## Begin Provided data

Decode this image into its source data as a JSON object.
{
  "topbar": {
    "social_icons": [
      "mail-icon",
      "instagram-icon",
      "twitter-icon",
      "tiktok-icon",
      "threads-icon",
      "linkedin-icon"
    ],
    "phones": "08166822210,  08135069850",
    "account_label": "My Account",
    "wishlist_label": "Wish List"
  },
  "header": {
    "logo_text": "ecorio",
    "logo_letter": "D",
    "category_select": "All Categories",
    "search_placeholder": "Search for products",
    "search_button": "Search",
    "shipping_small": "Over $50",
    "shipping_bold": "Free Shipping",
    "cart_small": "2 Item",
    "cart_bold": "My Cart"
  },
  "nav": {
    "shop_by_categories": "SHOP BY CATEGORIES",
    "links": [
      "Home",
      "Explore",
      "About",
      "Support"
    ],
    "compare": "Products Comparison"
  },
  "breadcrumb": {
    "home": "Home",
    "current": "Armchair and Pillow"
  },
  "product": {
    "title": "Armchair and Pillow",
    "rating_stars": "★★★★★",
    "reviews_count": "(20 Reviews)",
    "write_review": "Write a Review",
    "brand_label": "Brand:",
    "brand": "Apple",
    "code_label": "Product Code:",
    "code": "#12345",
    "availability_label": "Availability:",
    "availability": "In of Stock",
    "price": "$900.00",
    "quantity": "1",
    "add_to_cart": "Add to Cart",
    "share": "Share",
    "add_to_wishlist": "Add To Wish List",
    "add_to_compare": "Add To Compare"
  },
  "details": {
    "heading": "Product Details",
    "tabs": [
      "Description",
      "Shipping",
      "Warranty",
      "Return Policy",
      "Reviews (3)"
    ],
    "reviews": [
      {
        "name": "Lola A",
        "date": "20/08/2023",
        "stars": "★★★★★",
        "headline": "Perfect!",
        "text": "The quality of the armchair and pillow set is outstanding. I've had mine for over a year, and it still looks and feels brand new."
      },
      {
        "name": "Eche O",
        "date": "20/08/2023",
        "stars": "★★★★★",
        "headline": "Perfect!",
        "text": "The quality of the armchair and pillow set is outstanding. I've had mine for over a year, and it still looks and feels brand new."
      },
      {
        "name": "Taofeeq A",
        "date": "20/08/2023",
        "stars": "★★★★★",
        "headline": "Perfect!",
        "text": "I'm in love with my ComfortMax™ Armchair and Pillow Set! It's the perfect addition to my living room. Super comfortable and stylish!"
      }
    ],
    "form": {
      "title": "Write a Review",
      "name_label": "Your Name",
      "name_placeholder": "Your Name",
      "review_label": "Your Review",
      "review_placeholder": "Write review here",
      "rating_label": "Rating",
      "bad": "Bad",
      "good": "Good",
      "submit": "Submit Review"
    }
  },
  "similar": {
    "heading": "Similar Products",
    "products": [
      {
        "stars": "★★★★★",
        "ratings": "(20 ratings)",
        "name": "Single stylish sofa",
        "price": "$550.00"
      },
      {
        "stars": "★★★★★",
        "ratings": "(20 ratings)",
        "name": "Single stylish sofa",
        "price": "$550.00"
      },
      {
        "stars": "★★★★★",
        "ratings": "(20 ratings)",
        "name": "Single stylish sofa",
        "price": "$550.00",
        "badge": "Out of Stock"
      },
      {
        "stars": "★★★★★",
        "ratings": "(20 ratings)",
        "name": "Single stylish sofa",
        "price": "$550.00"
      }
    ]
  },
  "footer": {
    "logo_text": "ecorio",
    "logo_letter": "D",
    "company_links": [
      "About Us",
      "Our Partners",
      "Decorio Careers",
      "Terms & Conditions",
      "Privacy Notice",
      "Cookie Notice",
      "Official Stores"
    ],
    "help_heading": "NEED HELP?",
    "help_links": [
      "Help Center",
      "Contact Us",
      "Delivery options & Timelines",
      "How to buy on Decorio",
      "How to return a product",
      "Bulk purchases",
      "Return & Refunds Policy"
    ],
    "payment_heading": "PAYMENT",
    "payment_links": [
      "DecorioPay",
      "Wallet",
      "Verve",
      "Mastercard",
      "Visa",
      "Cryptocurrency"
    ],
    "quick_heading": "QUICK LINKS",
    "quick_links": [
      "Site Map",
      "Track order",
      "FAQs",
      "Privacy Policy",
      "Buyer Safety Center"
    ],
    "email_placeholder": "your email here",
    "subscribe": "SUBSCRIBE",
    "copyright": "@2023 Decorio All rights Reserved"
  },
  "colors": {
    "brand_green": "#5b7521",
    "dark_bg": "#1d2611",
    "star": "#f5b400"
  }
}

## End Provided data

* [Written request] Write out the records above again, keeping each one identical to the original.

* [Solution for this exercise]
Decode this image into its source data as a JSON object.
{
  "topbar": {
    "social_icons": [
      "mail-icon",
      "instagram-icon",
      "twitter-icon",
      "tiktok-icon",
      "threads-icon",
      "linkedin-icon"
    ],
    "phones": "08166822210,  08135069850",
    "account_label": "My Account",
    "wishlist_label": "Wish List"
  },
  "header": {
    "logo_text": "ecorio",
    "logo_letter": "D",
    "category_select": "All Categories",
    "search_placeholder": "Search for products",
    "search_button": "Search",
    "shipping_small": "Over $50",
    "shipping_bold": "Free Shipping",
    "cart_small": "2 Item",
    "cart_bold": "My Cart"
  },
  "nav": {
    "shop_by_categories": "SHOP BY CATEGORIES",
    "links": [
      "Home",
      "Explore",
      "About",
      "Support"
    ],
    "compare": "Products Comparison"
  },
  "breadcrumb": {
    "home": "Home",
    "current": "Armchair and Pillow"
  },
  "product": {
    "title": "Armchair and Pillow",
    "rating_stars": "★★★★★",
    "reviews_count": "(20 Reviews)",
    "write_review": "Write a Review",
    "brand_label": "Brand:",
    "brand": "Apple",
    "code_label": "Product Code:",
    "code": "#12345",
    "availability_label": "Availability:",
    "availability": "In of Stock",
    "price": "$900.00",
    "quantity": "1",
    "add_to_cart": "Add to Cart",
    "share": "Share",
    "add_to_wishlist": "Add To Wish List",
    "add_to_compare": "Add To Compare"
  },
  "details": {
    "heading": "Product Details",
    "tabs": [
      "Description",
      "Shipping",
      "Warranty",
      "Return Policy",
      "Reviews (3)"
    ],
    "reviews": [
      {
        "name": "Lola A",
        "date": "20/08/2023",
        "stars": "★★★★★",
        "headline": "Perfect!",
        "text": "The quality of the armchair and pillow set is outstanding. I've had mine for over a year, and it still looks and feels brand new."
      },
      {
        "name": "Eche O",
        "date": "20/08/2023",
        "stars": "★★★★★",
        "headline": "Perfect!",
        "text": "The quality of the armchair and pillow set is outstanding. I've had mine for over a year, and it still looks and feels brand new."
      },
      {
        "name": "Taofeeq A",
        "date": "20/08/2023",
        "stars": "★★★★★",
        "headline": "Perfect!",
        "text": "I'm in love with my ComfortMax™ Armchair and Pillow Set! It's the perfect addition to my living room. Super comfortable and stylish!"
      }
    ],
    "form": {
      "title": "Write a Review",
      "name_label": "Your Name",
      "name_placeholder": "Your Name",
      "review_label": "Your Review",
      "review_placeholder": "Write review here",
      "rating_label": "Rating",
      "bad": "Bad",
      "good": "Good",
      "submit": "Submit Review"
    }
  },
  "similar": {
    "heading": "Similar Products",
    "products": [
      {
        "stars": "★★★★★",
        "ratings": "(20 ratings)",
        "name": "Single stylish sofa",
        "price": "$550.00"
      },
      {
        "stars": "★★★★★",
        "ratings": "(20 ratings)",
        "name": "Single stylish sofa",
        "price": "$550.00"
      },
      {
        "stars": "★★★★★",
        "ratings": "(20 ratings)",
        "name": "Single stylish sofa",
        "price": "$550.00",
        "badge": "Out of Stock"
      },
      {
        "stars": "★★★★★",
        "ratings": "(20 ratings)",
        "name": "Single stylish sofa",
        "price": "$550.00"
      }
    ]
  },
  "footer": {
    "logo_text": "ecorio",
    "logo_letter": "D",
    "company_links": [
      "About Us",
      "Our Partners",
      "Decorio Careers",
      "Terms & Conditions",
      "Privacy Notice",
      "Cookie Notice",
      "Official Stores"
    ],
    "help_heading": "NEED HELP?",
    "help_links": [
      "Help Center",
      "Contact Us",
      "Delivery options & Timelines",
      "How to buy on Decorio",
      "How to return a product",
      "Bulk purchases",
      "Return & Refunds Policy"
    ],
    "payment_heading": "PAYMENT",
    "payment_links": [
      "DecorioPay",
      "Wallet",
      "Verve",
      "Mastercard",
      "Visa",
      "Cryptocurrency"
    ],
    "quick_heading": "QUICK LINKS",
    "quick_links": [
      "Site Map",
      "Track order",
      "FAQs",
      "Privacy Policy",
      "Buyer Safety Center"
    ],
    "email_placeholder": "your email here",
    "subscribe": "SUBSCRIBE",
    "copyright": "@2023 Decorio All rights Reserved"
  },
  "colors": {
    "brand_green": "#5b7521",
    "dark_bg": "#1d2611",
    "star": "#f5b400"
  }
}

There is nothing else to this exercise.